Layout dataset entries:
◆ ◆ ◆

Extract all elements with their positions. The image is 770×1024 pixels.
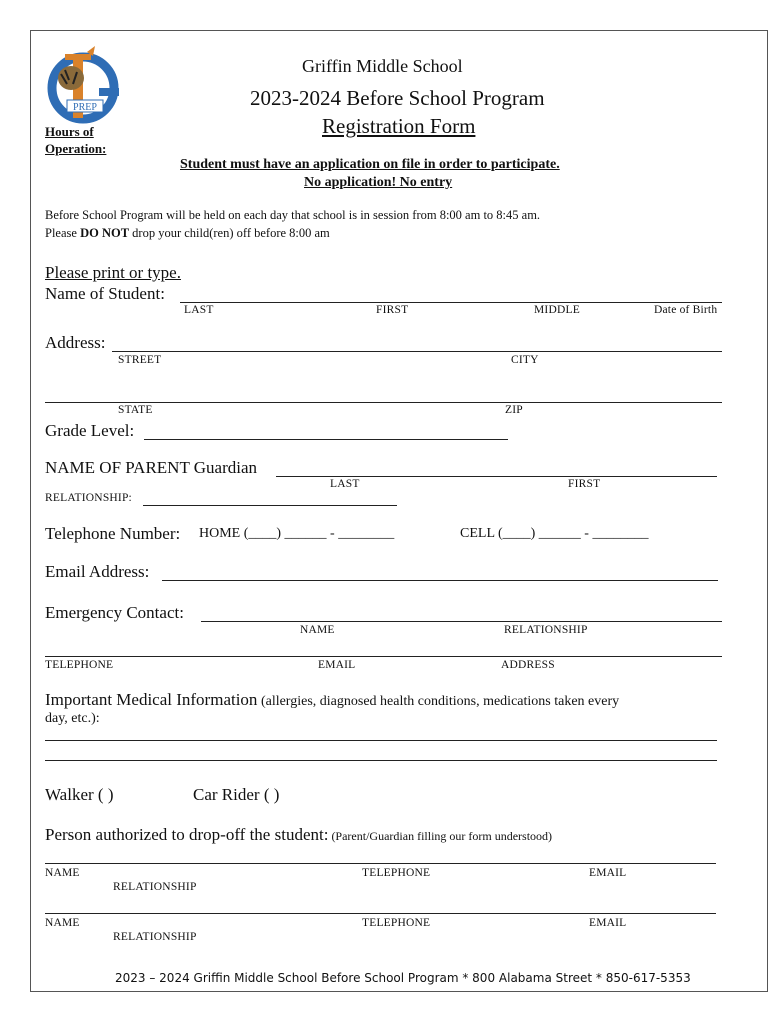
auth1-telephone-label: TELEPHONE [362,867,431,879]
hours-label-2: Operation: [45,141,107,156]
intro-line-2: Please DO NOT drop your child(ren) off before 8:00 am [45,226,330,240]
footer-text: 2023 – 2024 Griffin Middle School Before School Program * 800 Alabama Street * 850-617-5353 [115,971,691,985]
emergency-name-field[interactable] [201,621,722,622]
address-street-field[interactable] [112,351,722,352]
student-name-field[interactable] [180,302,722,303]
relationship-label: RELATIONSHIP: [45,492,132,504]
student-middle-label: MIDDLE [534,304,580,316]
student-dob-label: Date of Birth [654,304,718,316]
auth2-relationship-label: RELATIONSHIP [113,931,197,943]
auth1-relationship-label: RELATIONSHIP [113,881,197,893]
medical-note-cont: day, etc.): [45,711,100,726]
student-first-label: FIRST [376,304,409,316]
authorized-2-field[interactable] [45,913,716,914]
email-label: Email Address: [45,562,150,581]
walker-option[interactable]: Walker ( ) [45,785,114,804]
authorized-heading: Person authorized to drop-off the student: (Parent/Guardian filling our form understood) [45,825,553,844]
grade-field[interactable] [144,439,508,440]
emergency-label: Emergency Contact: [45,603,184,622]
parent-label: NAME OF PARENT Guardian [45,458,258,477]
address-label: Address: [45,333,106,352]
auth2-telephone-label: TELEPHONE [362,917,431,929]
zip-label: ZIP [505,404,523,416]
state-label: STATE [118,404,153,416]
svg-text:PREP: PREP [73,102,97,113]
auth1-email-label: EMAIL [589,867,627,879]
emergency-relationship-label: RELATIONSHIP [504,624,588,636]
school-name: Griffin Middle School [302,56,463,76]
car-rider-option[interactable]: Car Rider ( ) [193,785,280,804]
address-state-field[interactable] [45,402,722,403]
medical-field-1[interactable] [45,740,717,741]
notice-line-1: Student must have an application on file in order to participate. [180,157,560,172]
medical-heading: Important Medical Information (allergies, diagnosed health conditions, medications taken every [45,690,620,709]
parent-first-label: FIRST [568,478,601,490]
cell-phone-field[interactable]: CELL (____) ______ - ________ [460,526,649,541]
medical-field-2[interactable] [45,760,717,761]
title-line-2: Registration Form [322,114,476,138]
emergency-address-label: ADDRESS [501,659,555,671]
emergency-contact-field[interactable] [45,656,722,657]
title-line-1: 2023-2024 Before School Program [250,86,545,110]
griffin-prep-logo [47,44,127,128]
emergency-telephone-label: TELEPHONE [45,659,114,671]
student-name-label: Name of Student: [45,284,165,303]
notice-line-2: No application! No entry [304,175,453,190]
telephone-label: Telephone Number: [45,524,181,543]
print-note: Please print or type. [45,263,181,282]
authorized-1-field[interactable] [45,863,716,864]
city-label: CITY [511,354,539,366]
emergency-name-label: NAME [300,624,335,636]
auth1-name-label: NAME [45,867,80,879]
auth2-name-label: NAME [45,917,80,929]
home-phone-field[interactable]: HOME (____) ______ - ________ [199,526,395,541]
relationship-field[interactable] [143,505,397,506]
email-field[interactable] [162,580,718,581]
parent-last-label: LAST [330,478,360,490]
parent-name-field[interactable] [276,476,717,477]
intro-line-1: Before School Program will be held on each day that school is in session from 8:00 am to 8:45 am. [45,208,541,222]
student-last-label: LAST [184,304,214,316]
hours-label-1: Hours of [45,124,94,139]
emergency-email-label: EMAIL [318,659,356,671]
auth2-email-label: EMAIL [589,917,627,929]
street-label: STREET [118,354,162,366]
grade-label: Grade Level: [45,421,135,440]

◆ ◆ ◆

TASK OBJECTIVE:
Revise the records by replacing "Before School Program" with "Morning Care Program" and leaving everything else unchanged. Omit the pictures from your answer.

PROBLEM SOLUTION:
Extract all elements with their positions. The image is 770×1024 pixels.
auth1-telephone-label: TELEPHONE [362,867,431,879]
hours-label-2: Operation: [45,141,107,156]
intro-line-2: Please DO NOT drop your child(ren) off before 8:00 am [45,226,330,240]
footer-text: 2023 – 2024 Griffin Middle School Morning Care Program * 800 Alabama Street * 850-617-5353 [115,971,691,985]
emergency-name-field[interactable] [201,621,722,622]
address-street-field[interactable] [112,351,722,352]
student-name-field[interactable] [180,302,722,303]
relationship-label: RELATIONSHIP: [45,492,132,504]
student-middle-label: MIDDLE [534,304,580,316]
student-dob-label: Date of Birth [654,304,718,316]
auth2-relationship-label: RELATIONSHIP [113,931,197,943]
auth1-relationship-label: RELATIONSHIP [113,881,197,893]
medical-note-cont: day, etc.): [45,711,100,726]
student-first-label: FIRST [376,304,409,316]
authorized-2-field[interactable] [45,913,716,914]
email-label: Email Address: [45,562,150,581]
walker-option[interactable]: Walker ( ) [45,785,114,804]
authorized-heading: Person authorized to drop-off the student: (Parent/Guardian filling our form understood) [45,825,553,844]
grade-field[interactable] [144,439,508,440]
emergency-label: Emergency Contact: [45,603,184,622]
parent-label: NAME OF PARENT Guardian [45,458,258,477]
address-label: Address: [45,333,106,352]
auth2-telephone-label: TELEPHONE [362,917,431,929]
zip-label: ZIP [505,404,523,416]
state-label: STATE [118,404,153,416]
svg-text:PREP: PREP [73,102,97,113]
auth1-email-label: EMAIL [589,867,627,879]
emergency-relationship-label: RELATIONSHIP [504,624,588,636]
school-name: Griffin Middle School [302,56,463,76]
car-rider-option[interactable]: Car Rider ( ) [193,785,280,804]
address-state-field[interactable] [45,402,722,403]
medical-field-1[interactable] [45,740,717,741]
notice-line-1: Student must have an application on file in order to participate. [180,157,560,172]
medical-heading: Important Medical Information (allergies, diagnosed health conditions, medications taken every [45,690,620,709]
parent-first-label: FIRST [568,478,601,490]
cell-phone-field[interactable]: CELL (____) ______ - ________ [460,526,649,541]
medical-field-2[interactable] [45,760,717,761]
title-line-2: Registration Form [322,114,476,138]
emergency-address-label: ADDRESS [501,659,555,671]
emergency-contact-field[interactable] [45,656,722,657]
title-line-1: 2023-2024 Morning Care Program [250,86,545,110]
griffin-prep-logo [47,44,127,128]
emergency-telephone-label: TELEPHONE [45,659,114,671]
student-name-label: Name of Student: [45,284,165,303]
notice-line-2: No application! No entry [304,175,453,190]
telephone-label: Telephone Number: [45,524,181,543]
print-note: Please print or type. [45,263,181,282]
authorized-1-field[interactable] [45,863,716,864]
city-label: CITY [511,354,539,366]
emergency-name-label: NAME [300,624,335,636]
auth1-name-label: NAME [45,867,80,879]
auth2-name-label: NAME [45,917,80,929]
home-phone-field[interactable]: HOME (____) ______ - ________ [199,526,395,541]
relationship-field[interactable] [143,505,397,506]
email-field[interactable] [162,580,718,581]
parent-last-label: LAST [330,478,360,490]
parent-name-field[interactable] [276,476,717,477]
intro-line-1: Morning Care Program will be held on each day that school is in session from 8:00 am to 8:45 am. [45,208,541,222]
student-last-label: LAST [184,304,214,316]
hours-label-1: Hours of [45,124,94,139]
emergency-email-label: EMAIL [318,659,356,671]
auth2-email-label: EMAIL [589,917,627,929]
street-label: STREET [118,354,162,366]
grade-label: Grade Level: [45,421,135,440]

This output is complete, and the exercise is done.